Problem: All of the listing below must be repeated word for word. Pictures are the only thing to omit.

━━ Source data

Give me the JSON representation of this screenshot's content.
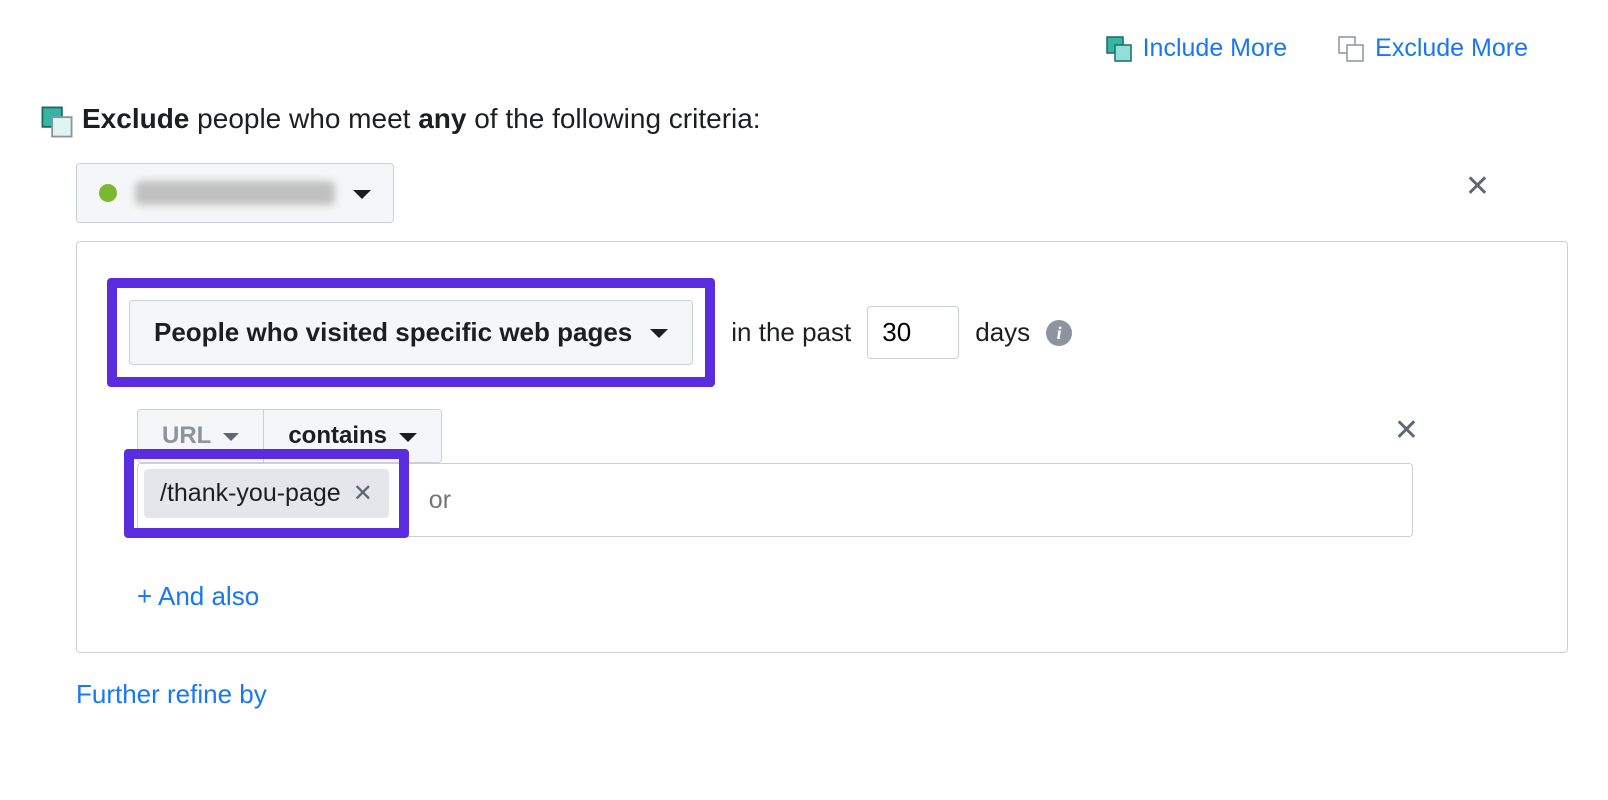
{
  "top": {
    "include_more": "Include More",
    "exclude_more": "Exclude More"
  },
  "exclude_heading": {
    "exclude": "Exclude",
    "people_who_meet": " people who meet ",
    "any": "any",
    "rest": " of the following criteria:"
  },
  "criteria": {
    "rule_type": "People who visited specific web pages",
    "in_past": "in the past",
    "days_value": "30",
    "days_label": "days",
    "url_label": "URL",
    "contains_label": "contains",
    "chip_value": "/thank-you-page",
    "or_placeholder": "or",
    "and_also": "+ And also"
  },
  "further_refine": "Further refine by"
}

━━━━

Task output:
Give me the JSON representation of this screenshot's content.
{
  "top": {
    "include_more": "Include More",
    "exclude_more": "Exclude More"
  },
  "exclude_heading": {
    "exclude": "Exclude",
    "people_who_meet": " people who meet ",
    "any": "any",
    "rest": " of the following criteria:"
  },
  "criteria": {
    "rule_type": "People who visited specific web pages",
    "in_past": "in the past",
    "days_value": "30",
    "days_label": "days",
    "url_label": "URL",
    "contains_label": "contains",
    "chip_value": "/thank-you-page",
    "or_placeholder": "or",
    "and_also": "+ And also"
  },
  "further_refine": "Further refine by"
}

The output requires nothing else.